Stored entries
* Begin *

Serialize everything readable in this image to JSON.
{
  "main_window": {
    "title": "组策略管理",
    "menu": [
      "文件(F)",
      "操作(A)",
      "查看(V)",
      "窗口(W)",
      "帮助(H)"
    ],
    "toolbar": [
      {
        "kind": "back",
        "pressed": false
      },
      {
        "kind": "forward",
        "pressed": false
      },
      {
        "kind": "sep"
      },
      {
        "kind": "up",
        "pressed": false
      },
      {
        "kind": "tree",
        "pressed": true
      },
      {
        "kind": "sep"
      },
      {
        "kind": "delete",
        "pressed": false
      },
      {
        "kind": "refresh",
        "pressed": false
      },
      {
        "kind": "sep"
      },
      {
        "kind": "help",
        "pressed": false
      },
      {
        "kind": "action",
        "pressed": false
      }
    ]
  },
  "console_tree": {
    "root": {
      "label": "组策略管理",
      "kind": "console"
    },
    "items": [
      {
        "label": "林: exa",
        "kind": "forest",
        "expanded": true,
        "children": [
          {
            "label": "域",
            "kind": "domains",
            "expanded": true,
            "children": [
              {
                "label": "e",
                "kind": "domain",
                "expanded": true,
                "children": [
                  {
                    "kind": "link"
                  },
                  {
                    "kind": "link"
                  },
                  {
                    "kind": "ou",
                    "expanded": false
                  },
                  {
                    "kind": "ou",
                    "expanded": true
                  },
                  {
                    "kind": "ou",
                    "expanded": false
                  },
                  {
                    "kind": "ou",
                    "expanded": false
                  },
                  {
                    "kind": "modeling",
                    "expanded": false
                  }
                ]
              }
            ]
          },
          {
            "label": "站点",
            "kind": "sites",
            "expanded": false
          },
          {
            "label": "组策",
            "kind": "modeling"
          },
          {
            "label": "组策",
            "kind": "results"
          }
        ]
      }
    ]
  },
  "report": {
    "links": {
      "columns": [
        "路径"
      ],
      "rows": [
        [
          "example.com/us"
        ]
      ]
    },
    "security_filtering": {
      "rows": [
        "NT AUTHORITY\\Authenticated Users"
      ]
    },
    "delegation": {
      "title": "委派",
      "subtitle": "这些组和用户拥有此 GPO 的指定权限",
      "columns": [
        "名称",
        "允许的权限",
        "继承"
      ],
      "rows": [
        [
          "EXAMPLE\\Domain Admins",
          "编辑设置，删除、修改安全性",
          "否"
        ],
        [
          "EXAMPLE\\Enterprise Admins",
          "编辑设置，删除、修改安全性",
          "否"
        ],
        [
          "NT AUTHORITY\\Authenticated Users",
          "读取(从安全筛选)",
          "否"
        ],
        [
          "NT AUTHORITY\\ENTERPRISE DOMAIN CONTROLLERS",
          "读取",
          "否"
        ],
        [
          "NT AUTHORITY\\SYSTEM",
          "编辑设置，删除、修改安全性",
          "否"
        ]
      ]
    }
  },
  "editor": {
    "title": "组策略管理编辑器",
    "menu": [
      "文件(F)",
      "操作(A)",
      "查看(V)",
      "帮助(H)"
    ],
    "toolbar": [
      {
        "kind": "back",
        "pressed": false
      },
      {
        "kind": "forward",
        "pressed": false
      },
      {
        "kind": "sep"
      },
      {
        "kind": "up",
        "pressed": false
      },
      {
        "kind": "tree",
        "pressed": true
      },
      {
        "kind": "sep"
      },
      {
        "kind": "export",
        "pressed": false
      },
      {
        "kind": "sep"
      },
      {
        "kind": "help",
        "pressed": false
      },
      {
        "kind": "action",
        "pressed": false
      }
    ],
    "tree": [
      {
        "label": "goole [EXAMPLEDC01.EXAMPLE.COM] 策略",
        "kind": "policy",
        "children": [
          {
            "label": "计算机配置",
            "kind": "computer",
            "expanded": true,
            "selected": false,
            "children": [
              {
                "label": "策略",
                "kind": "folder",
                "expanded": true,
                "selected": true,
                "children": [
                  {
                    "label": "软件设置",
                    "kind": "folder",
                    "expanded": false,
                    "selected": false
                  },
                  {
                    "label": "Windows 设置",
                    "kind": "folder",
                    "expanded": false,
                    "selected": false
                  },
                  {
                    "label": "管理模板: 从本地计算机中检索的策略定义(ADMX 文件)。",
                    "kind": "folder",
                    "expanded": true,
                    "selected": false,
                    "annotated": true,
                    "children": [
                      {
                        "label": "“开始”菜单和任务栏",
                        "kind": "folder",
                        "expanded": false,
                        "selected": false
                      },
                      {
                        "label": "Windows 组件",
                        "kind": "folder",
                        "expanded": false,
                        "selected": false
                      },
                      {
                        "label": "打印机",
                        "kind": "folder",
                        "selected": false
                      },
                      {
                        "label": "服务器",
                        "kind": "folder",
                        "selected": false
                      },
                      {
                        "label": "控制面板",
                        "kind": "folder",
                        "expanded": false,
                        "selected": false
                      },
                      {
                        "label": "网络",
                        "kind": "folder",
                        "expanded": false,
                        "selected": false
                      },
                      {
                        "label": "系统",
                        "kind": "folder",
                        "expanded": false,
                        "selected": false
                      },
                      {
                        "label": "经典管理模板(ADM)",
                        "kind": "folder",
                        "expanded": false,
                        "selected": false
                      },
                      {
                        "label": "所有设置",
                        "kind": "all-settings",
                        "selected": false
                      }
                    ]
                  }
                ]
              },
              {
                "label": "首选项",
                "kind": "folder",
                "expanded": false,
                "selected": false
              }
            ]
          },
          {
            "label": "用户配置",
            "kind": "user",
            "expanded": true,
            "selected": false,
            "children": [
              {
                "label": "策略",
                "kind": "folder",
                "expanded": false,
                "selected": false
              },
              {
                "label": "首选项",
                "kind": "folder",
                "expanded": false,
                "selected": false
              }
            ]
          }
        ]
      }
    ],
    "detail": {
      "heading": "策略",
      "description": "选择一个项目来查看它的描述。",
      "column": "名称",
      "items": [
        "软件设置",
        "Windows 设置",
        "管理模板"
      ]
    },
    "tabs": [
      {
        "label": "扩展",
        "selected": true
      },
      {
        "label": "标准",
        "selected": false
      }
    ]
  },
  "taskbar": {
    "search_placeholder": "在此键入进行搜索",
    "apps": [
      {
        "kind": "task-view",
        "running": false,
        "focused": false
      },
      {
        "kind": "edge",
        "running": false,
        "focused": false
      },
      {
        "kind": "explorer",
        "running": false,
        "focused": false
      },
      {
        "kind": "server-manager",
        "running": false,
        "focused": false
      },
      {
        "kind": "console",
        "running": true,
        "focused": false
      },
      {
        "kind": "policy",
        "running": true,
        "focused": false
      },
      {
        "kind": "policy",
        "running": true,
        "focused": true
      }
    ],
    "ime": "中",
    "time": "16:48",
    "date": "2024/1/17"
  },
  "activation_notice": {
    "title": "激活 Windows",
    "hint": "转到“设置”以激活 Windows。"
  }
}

* End *

- _Stated problem_:
Using the data above, reproduce every line exactly.

- _Task output_:
Serialize everything readable in this image to JSON.
{
  "main_window": {
    "title": "组策略管理",
    "menu": [
      "文件(F)",
      "操作(A)",
      "查看(V)",
      "窗口(W)",
      "帮助(H)"
    ],
    "toolbar": [
      {
        "kind": "back",
        "pressed": false
      },
      {
        "kind": "forward",
        "pressed": false
      },
      {
        "kind": "sep"
      },
      {
        "kind": "up",
        "pressed": false
      },
      {
        "kind": "tree",
        "pressed": true
      },
      {
        "kind": "sep"
      },
      {
        "kind": "delete",
        "pressed": false
      },
      {
        "kind": "refresh",
        "pressed": false
      },
      {
        "kind": "sep"
      },
      {
        "kind": "help",
        "pressed": false
      },
      {
        "kind": "action",
        "pressed": false
      }
    ]
  },
  "console_tree": {
    "root": {
      "label": "组策略管理",
      "kind": "console"
    },
    "items": [
      {
        "label": "林: exa",
        "kind": "forest",
        "expanded": true,
        "children": [
          {
            "label": "域",
            "kind": "domains",
            "expanded": true,
            "children": [
              {
                "label": "e",
                "kind": "domain",
                "expanded": true,
                "children": [
                  {
                    "kind": "link"
                  },
                  {
                    "kind": "link"
                  },
                  {
                    "kind": "ou",
                    "expanded": false
                  },
                  {
                    "kind": "ou",
                    "expanded": true
                  },
                  {
                    "kind": "ou",
                    "expanded": false
                  },
                  {
                    "kind": "ou",
                    "expanded": false
                  },
                  {
                    "kind": "modeling",
                    "expanded": false
                  }
                ]
              }
            ]
          },
          {
            "label": "站点",
            "kind": "sites",
            "expanded": false
          },
          {
            "label": "组策",
            "kind": "modeling"
          },
          {
            "label": "组策",
            "kind": "results"
          }
        ]
      }
    ]
  },
  "report": {
    "links": {
      "columns": [
        "路径"
      ],
      "rows": [
        [
          "example.com/us"
        ]
      ]
    },
    "security_filtering": {
      "rows": [
        "NT AUTHORITY\\Authenticated Users"
      ]
    },
    "delegation": {
      "title": "委派",
      "subtitle": "这些组和用户拥有此 GPO 的指定权限",
      "columns": [
        "名称",
        "允许的权限",
        "继承"
      ],
      "rows": [
        [
          "EXAMPLE\\Domain Admins",
          "编辑设置，删除、修改安全性",
          "否"
        ],
        [
          "EXAMPLE\\Enterprise Admins",
          "编辑设置，删除、修改安全性",
          "否"
        ],
        [
          "NT AUTHORITY\\Authenticated Users",
          "读取(从安全筛选)",
          "否"
        ],
        [
          "NT AUTHORITY\\ENTERPRISE DOMAIN CONTROLLERS",
          "读取",
          "否"
        ],
        [
          "NT AUTHORITY\\SYSTEM",
          "编辑设置，删除、修改安全性",
          "否"
        ]
      ]
    }
  },
  "editor": {
    "title": "组策略管理编辑器",
    "menu": [
      "文件(F)",
      "操作(A)",
      "查看(V)",
      "帮助(H)"
    ],
    "toolbar": [
      {
        "kind": "back",
        "pressed": false
      },
      {
        "kind": "forward",
        "pressed": false
      },
      {
        "kind": "sep"
      },
      {
        "kind": "up",
        "pressed": false
      },
      {
        "kind": "tree",
        "pressed": true
      },
      {
        "kind": "sep"
      },
      {
        "kind": "export",
        "pressed": false
      },
      {
        "kind": "sep"
      },
      {
        "kind": "help",
        "pressed": false
      },
      {
        "kind": "action",
        "pressed": false
      }
    ],
    "tree": [
      {
        "label": "goole [EXAMPLEDC01.EXAMPLE.COM] 策略",
        "kind": "policy",
        "children": [
          {
            "label": "计算机配置",
            "kind": "computer",
            "expanded": true,
            "selected": false,
            "children": [
              {
                "label": "策略",
                "kind": "folder",
                "expanded": true,
                "selected": true,
                "children": [
                  {
                    "label": "软件设置",
                    "kind": "folder",
                    "expanded": false,
                    "selected": false
                  },
                  {
                    "label": "Windows 设置",
                    "kind": "folder",
                    "expanded": false,
                    "selected": false
                  },
                  {
                    "label": "管理模板: 从本地计算机中检索的策略定义(ADMX 文件)。",
                    "kind": "folder",
                    "expanded": true,
                    "selected": false,
                    "annotated": true,
                    "children": [
                      {
                        "label": "“开始”菜单和任务栏",
                        "kind": "folder",
                        "expanded": false,
                        "selected": false
                      },
                      {
                        "label": "Windows 组件",
                        "kind": "folder",
                        "expanded": false,
                        "selected": false
                      },
                      {
                        "label": "打印机",
                        "kind": "folder",
                        "selected": false
                      },
                      {
                        "label": "服务器",
                        "kind": "folder",
                        "selected": false
                      },
                      {
                        "label": "控制面板",
                        "kind": "folder",
                        "expanded": false,
                        "selected": false
                      },
                      {
                        "label": "网络",
                        "kind": "folder",
                        "expanded": false,
                        "selected": false
                      },
                      {
                        "label": "系统",
                        "kind": "folder",
                        "expanded": false,
                        "selected": false
                      },
                      {
                        "label": "经典管理模板(ADM)",
                        "kind": "folder",
                        "expanded": false,
                        "selected": false
                      },
                      {
                        "label": "所有设置",
                        "kind": "all-settings",
                        "selected": false
                      }
                    ]
                  }
                ]
              },
              {
                "label": "首选项",
                "kind": "folder",
                "expanded": false,
                "selected": false
              }
            ]
          },
          {
            "label": "用户配置",
            "kind": "user",
            "expanded": true,
            "selected": false,
            "children": [
              {
                "label": "策略",
                "kind": "folder",
                "expanded": false,
                "selected": false
              },
              {
                "label": "首选项",
                "kind": "folder",
                "expanded": false,
                "selected": false
              }
            ]
          }
        ]
      }
    ],
    "detail": {
      "heading": "策略",
      "description": "选择一个项目来查看它的描述。",
      "column": "名称",
      "items": [
        "软件设置",
        "Windows 设置",
        "管理模板"
      ]
    },
    "tabs": [
      {
        "label": "扩展",
        "selected": true
      },
      {
        "label": "标准",
        "selected": false
      }
    ]
  },
  "taskbar": {
    "search_placeholder": "在此键入进行搜索",
    "apps": [
      {
        "kind": "task-view",
        "running": false,
        "focused": false
      },
      {
        "kind": "edge",
        "running": false,
        "focused": false
      },
      {
        "kind": "explorer",
        "running": false,
        "focused": false
      },
      {
        "kind": "server-manager",
        "running": false,
        "focused": false
      },
      {
        "kind": "console",
        "running": true,
        "focused": false
      },
      {
        "kind": "policy",
        "running": true,
        "focused": false
      },
      {
        "kind": "policy",
        "running": true,
        "focused": true
      }
    ],
    "ime": "中",
    "time": "16:48",
    "date": "2024/1/17"
  },
  "activation_notice": {
    "title": "激活 Windows",
    "hint": "转到“设置”以激活 Windows。"
  }
}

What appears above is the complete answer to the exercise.